From the entries below, copy out every line with "variable" in it.

## Begin

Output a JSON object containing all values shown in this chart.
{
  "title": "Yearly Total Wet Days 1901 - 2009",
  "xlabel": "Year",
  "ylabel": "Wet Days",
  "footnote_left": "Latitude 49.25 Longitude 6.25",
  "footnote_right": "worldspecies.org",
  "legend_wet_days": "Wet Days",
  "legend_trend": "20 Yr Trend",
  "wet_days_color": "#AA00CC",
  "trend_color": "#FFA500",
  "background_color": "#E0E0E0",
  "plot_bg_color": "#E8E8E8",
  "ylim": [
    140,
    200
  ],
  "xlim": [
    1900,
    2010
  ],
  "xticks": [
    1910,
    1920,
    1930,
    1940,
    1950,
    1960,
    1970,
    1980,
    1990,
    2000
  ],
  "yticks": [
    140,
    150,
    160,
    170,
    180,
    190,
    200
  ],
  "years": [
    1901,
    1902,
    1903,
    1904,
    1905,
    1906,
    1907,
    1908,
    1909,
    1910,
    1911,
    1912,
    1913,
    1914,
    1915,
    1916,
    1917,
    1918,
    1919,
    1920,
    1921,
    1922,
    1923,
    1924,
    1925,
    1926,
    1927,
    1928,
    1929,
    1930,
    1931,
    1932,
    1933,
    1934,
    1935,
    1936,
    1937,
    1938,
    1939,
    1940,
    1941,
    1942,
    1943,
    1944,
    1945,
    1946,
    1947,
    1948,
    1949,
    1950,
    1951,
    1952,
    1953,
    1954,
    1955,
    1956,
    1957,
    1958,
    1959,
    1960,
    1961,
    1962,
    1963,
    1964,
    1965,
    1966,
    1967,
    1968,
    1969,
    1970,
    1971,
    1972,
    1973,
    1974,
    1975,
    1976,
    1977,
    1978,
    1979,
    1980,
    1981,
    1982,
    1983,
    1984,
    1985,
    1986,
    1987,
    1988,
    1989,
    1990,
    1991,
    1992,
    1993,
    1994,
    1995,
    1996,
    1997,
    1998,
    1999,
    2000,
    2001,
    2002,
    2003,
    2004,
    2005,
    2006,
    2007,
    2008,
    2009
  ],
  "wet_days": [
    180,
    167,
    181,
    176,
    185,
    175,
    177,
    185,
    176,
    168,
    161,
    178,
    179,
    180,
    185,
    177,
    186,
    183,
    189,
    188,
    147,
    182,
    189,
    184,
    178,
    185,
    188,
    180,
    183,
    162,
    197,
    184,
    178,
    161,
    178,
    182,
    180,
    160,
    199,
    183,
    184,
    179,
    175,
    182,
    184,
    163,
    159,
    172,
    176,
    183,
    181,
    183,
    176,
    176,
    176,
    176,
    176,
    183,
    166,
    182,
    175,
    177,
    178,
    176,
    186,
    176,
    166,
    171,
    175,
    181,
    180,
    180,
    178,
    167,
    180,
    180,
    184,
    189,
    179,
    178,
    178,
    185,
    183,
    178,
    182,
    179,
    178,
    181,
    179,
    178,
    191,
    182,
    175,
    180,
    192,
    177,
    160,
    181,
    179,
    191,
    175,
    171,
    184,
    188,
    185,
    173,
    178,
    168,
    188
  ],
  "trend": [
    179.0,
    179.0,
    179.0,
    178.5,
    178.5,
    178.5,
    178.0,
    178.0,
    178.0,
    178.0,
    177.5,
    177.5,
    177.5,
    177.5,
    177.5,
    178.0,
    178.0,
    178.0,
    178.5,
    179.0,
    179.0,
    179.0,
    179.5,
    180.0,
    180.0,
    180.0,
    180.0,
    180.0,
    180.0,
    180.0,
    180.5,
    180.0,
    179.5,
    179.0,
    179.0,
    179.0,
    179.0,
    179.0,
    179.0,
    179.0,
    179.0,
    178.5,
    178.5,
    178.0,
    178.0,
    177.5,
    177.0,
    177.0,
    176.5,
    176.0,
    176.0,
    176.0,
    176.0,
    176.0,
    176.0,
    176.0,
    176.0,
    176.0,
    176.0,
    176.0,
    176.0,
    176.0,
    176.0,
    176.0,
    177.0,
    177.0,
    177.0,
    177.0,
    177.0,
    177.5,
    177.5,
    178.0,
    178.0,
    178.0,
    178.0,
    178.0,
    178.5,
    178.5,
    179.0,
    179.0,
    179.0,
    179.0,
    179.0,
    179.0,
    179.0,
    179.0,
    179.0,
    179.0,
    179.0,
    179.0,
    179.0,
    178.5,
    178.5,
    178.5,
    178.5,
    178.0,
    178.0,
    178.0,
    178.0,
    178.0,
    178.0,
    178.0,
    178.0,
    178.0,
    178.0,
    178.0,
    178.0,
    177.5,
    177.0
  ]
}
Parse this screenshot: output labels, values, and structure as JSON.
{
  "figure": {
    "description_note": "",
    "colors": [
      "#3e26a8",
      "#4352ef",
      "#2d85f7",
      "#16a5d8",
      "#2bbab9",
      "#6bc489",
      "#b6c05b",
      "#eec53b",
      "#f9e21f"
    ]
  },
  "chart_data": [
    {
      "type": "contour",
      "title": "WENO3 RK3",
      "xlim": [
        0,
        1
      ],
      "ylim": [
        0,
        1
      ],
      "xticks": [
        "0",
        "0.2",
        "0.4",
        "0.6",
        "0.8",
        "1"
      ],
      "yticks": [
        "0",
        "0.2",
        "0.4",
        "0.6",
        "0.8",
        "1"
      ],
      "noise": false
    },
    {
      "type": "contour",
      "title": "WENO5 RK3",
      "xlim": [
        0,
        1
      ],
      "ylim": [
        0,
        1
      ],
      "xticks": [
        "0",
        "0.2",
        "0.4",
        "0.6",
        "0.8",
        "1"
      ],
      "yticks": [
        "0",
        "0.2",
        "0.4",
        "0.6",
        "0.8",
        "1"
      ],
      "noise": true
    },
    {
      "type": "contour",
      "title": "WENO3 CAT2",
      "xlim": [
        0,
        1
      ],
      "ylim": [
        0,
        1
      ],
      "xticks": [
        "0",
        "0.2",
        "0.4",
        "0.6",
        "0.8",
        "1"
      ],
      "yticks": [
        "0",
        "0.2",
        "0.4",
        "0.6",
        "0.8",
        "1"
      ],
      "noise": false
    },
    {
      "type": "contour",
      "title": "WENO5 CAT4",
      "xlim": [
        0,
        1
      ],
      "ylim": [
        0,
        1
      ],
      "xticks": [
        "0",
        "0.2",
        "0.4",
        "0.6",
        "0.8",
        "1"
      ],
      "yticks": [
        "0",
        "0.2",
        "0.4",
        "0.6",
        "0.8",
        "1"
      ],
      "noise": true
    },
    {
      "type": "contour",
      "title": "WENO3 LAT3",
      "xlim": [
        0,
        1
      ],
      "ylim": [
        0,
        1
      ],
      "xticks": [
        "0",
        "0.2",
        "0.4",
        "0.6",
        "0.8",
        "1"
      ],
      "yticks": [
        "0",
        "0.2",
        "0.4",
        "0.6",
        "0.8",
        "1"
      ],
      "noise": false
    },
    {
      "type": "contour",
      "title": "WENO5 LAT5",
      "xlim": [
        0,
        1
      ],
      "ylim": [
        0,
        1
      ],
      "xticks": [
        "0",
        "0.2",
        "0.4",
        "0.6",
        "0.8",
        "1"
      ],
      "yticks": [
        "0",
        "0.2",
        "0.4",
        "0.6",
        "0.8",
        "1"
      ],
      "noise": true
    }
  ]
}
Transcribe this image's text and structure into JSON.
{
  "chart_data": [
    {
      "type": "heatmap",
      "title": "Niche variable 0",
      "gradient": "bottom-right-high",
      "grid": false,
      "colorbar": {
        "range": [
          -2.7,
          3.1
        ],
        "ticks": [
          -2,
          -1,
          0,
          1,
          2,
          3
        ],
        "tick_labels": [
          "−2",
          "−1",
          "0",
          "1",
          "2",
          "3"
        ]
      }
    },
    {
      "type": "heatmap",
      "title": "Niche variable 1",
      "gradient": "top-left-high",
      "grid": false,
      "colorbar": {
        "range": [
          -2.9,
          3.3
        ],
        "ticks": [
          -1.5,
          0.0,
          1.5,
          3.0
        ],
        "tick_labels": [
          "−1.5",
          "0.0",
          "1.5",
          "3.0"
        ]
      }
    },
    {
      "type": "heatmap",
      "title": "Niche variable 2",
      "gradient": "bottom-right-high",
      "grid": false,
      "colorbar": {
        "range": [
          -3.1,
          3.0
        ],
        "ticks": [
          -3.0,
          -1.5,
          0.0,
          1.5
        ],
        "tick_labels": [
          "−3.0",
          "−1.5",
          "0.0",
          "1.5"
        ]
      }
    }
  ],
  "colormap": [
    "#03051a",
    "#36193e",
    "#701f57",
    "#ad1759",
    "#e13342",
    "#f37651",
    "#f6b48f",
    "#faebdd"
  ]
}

## End

*Written solution:*
      "title": "Niche variable 0",
      "title": "Niche variable 1",
      "title": "Niche variable 2",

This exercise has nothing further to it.